# Your goal
Return every entry exactly as written.

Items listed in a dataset
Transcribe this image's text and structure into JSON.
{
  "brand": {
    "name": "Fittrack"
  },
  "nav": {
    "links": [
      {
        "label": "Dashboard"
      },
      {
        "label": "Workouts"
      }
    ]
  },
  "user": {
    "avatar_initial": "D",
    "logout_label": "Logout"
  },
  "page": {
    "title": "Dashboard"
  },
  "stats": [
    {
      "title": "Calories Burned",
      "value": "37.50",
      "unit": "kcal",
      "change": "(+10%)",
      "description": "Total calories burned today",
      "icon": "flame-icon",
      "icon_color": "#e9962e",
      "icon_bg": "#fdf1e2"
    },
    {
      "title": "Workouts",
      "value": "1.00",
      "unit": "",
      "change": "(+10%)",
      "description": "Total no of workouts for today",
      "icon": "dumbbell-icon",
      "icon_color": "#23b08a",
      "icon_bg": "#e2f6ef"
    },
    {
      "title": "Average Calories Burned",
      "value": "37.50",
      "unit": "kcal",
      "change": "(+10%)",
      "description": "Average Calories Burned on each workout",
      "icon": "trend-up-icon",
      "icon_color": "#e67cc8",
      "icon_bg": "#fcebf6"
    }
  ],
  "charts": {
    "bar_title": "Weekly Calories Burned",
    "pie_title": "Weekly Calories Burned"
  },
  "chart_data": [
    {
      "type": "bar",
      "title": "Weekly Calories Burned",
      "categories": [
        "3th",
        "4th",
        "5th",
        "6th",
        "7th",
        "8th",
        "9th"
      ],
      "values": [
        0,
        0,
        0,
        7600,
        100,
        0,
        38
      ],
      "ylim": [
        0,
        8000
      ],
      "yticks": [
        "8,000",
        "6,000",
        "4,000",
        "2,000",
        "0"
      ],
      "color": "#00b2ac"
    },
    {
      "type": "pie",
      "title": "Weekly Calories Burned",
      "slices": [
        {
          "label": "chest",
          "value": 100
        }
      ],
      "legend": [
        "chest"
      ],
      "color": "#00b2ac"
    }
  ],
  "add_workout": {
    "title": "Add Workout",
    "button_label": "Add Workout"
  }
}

# Result of this exercise
Transcribe this image's text and structure into JSON.
{
  "brand": {
    "name": "Fittrack"
  },
  "nav": {
    "links": [
      {
        "label": "Dashboard"
      },
      {
        "label": "Workouts"
      }
    ]
  },
  "user": {
    "avatar_initial": "D",
    "logout_label": "Logout"
  },
  "page": {
    "title": "Dashboard"
  },
  "stats": [
    {
      "title": "Calories Burned",
      "value": "37.50",
      "unit": "kcal",
      "change": "(+10%)",
      "description": "Total calories burned today",
      "icon": "flame-icon",
      "icon_color": "#e9962e",
      "icon_bg": "#fdf1e2"
    },
    {
      "title": "Workouts",
      "value": "1.00",
      "unit": "",
      "change": "(+10%)",
      "description": "Total no of workouts for today",
      "icon": "dumbbell-icon",
      "icon_color": "#23b08a",
      "icon_bg": "#e2f6ef"
    },
    {
      "title": "Average Calories Burned",
      "value": "37.50",
      "unit": "kcal",
      "change": "(+10%)",
      "description": "Average Calories Burned on each workout",
      "icon": "trend-up-icon",
      "icon_color": "#e67cc8",
      "icon_bg": "#fcebf6"
    }
  ],
  "charts": {
    "bar_title": "Weekly Calories Burned",
    "pie_title": "Weekly Calories Burned"
  },
  "chart_data": [
    {
      "type": "bar",
      "title": "Weekly Calories Burned",
      "categories": [
        "3th",
        "4th",
        "5th",
        "6th",
        "7th",
        "8th",
        "9th"
      ],
      "values": [
        0,
        0,
        0,
        7600,
        100,
        0,
        38
      ],
      "ylim": [
        0,
        8000
      ],
      "yticks": [
        "8,000",
        "6,000",
        "4,000",
        "2,000",
        "0"
      ],
      "color": "#00b2ac"
    },
    {
      "type": "pie",
      "title": "Weekly Calories Burned",
      "slices": [
        {
          "label": "chest",
          "value": 100
        }
      ],
      "legend": [
        "chest"
      ],
      "color": "#00b2ac"
    }
  ],
  "add_workout": {
    "title": "Add Workout",
    "button_label": "Add Workout"
  }
}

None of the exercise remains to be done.